[start Records for the exercise]

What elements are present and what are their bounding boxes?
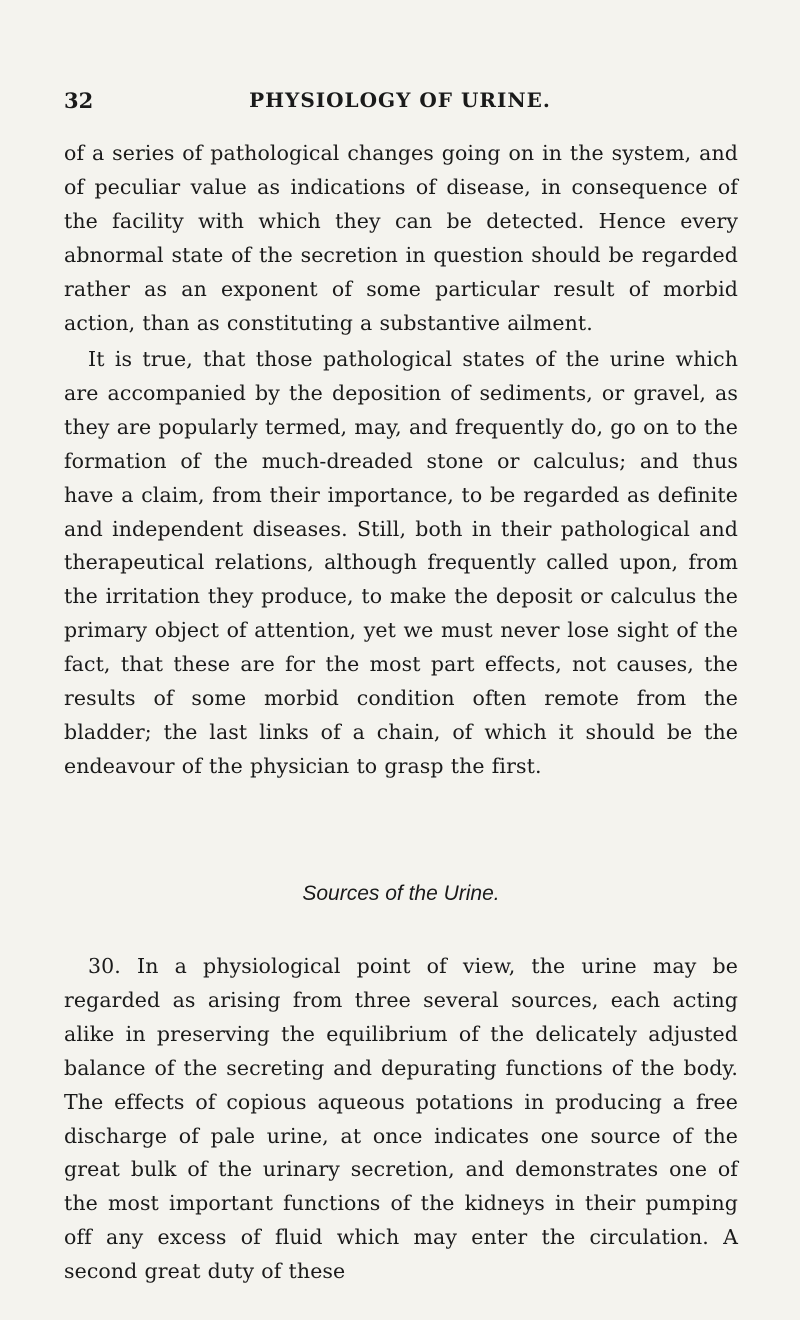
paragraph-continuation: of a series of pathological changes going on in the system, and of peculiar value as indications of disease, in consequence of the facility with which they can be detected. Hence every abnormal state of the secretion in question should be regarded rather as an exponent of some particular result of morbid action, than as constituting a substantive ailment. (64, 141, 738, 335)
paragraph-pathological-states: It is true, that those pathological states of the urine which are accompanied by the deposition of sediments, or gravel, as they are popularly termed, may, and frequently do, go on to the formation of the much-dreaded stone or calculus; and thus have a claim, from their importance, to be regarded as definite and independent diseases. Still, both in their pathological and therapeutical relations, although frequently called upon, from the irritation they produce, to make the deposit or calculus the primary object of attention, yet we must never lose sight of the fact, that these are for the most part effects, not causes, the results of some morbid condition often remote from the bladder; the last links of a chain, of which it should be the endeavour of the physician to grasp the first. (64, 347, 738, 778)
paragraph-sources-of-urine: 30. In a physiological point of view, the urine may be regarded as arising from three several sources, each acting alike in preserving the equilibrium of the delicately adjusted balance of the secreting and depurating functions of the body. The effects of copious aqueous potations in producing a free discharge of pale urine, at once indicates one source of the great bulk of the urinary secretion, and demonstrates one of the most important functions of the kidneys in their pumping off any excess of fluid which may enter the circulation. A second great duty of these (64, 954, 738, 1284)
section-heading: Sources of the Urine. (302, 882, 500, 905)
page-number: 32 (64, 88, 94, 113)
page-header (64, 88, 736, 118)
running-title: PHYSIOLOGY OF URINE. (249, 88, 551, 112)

[end Records for the exercise]
[start Records for the exercise]

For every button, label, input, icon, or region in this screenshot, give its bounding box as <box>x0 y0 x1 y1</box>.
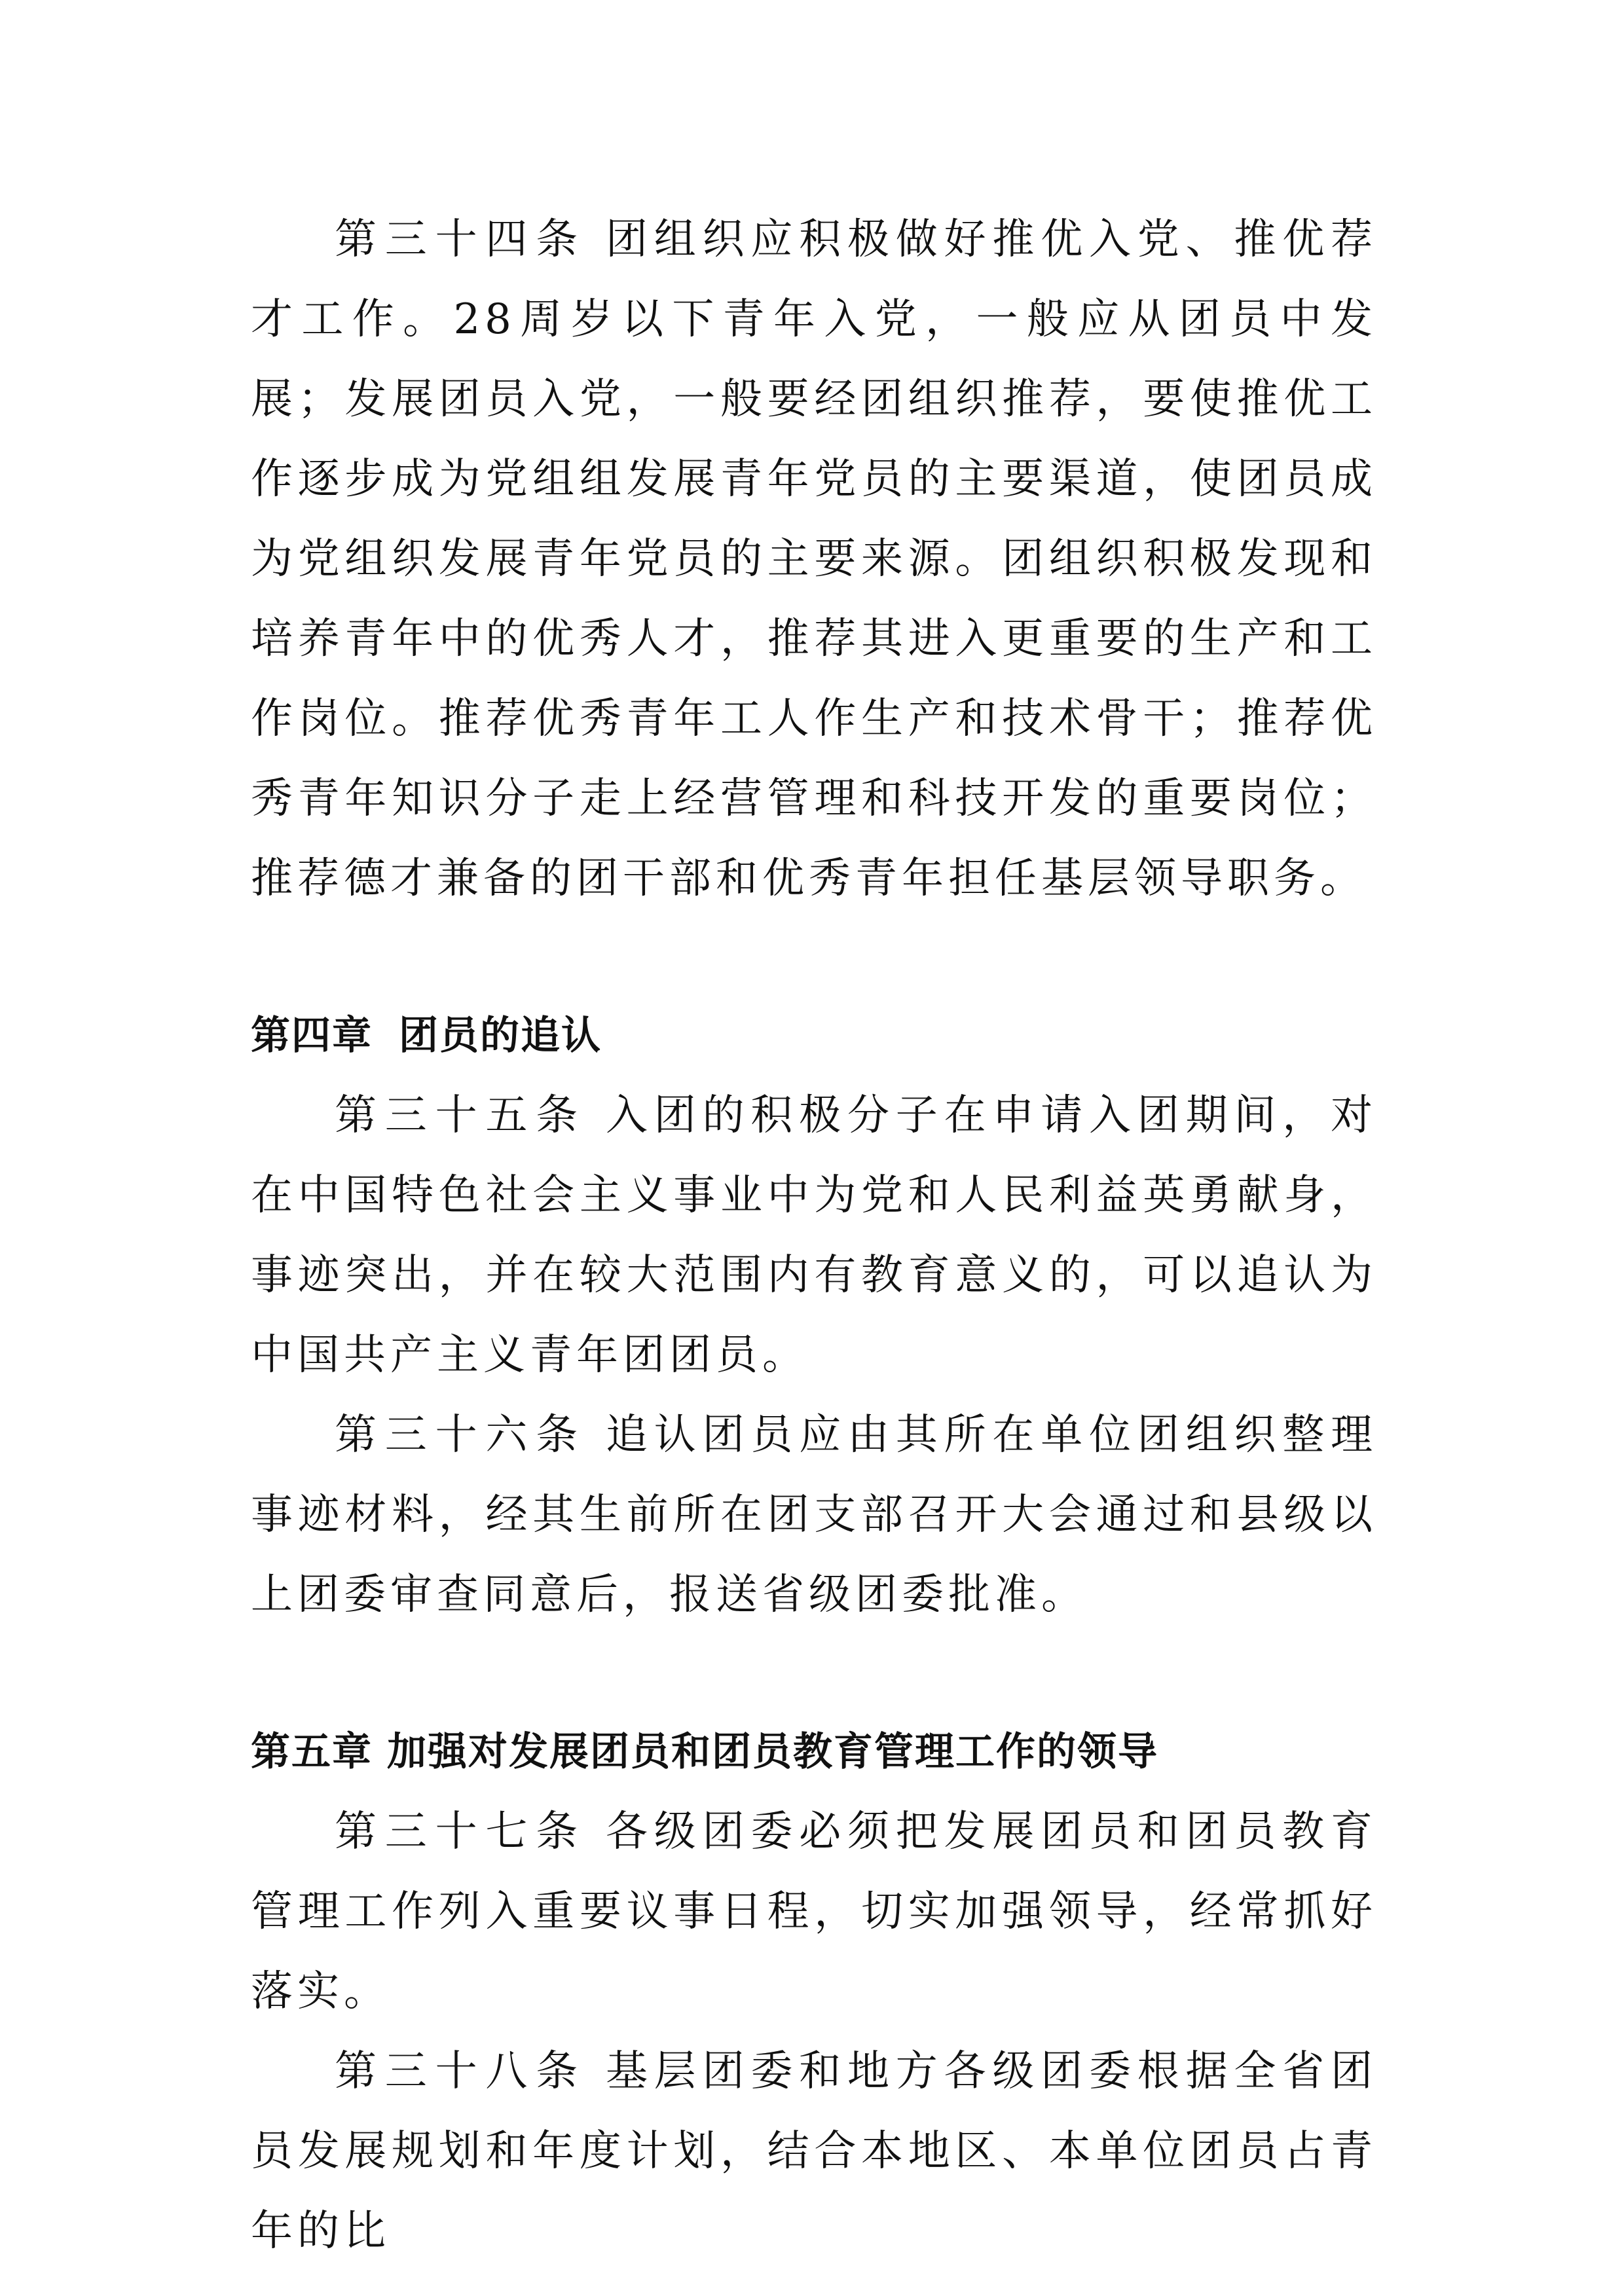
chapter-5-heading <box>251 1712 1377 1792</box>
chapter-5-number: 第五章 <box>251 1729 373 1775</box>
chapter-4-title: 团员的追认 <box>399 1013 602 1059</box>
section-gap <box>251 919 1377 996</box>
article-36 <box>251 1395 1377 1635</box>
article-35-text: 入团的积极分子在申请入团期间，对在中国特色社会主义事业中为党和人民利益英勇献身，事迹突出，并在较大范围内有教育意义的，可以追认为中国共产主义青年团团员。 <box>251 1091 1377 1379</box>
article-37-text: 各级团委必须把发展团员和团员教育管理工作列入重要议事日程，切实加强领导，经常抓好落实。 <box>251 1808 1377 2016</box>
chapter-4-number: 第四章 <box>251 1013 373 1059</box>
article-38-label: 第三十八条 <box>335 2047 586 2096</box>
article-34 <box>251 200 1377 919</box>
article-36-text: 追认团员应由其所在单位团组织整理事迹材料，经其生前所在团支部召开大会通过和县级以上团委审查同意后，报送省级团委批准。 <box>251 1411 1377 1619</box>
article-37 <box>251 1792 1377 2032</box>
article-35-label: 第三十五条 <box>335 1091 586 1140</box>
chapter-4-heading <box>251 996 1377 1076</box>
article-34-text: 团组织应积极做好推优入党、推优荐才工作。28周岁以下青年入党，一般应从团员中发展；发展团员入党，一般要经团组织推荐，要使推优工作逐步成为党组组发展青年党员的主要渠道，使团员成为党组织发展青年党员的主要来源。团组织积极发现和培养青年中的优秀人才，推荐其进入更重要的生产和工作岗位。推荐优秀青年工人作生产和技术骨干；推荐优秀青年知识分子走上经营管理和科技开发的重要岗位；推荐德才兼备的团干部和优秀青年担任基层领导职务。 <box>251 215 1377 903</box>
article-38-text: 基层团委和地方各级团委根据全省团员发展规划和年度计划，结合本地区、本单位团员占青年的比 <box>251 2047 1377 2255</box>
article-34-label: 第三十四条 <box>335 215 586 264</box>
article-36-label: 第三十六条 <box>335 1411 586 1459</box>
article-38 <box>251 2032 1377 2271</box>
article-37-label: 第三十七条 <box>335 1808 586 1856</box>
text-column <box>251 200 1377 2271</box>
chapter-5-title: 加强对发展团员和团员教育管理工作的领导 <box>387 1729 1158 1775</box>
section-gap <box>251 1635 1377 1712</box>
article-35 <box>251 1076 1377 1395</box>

[end Records for the exercise]

> _Short task_
Reproduce the listing lines verbatim, starting at the line containing "chapter-5-heading <box>251 1712" and ending at the line containing "article-36 <box>251 1395 1377 1635</box>".

> _Final result_
chapter-5-heading <box>251 1712 1377 1792</box>
chapter-5-number: 第五章 <box>251 1729 373 1775</box>
chapter-4-title: 团员的追认 <box>399 1013 602 1059</box>
section-gap <box>251 919 1377 996</box>
article-36 <box>251 1395 1377 1635</box>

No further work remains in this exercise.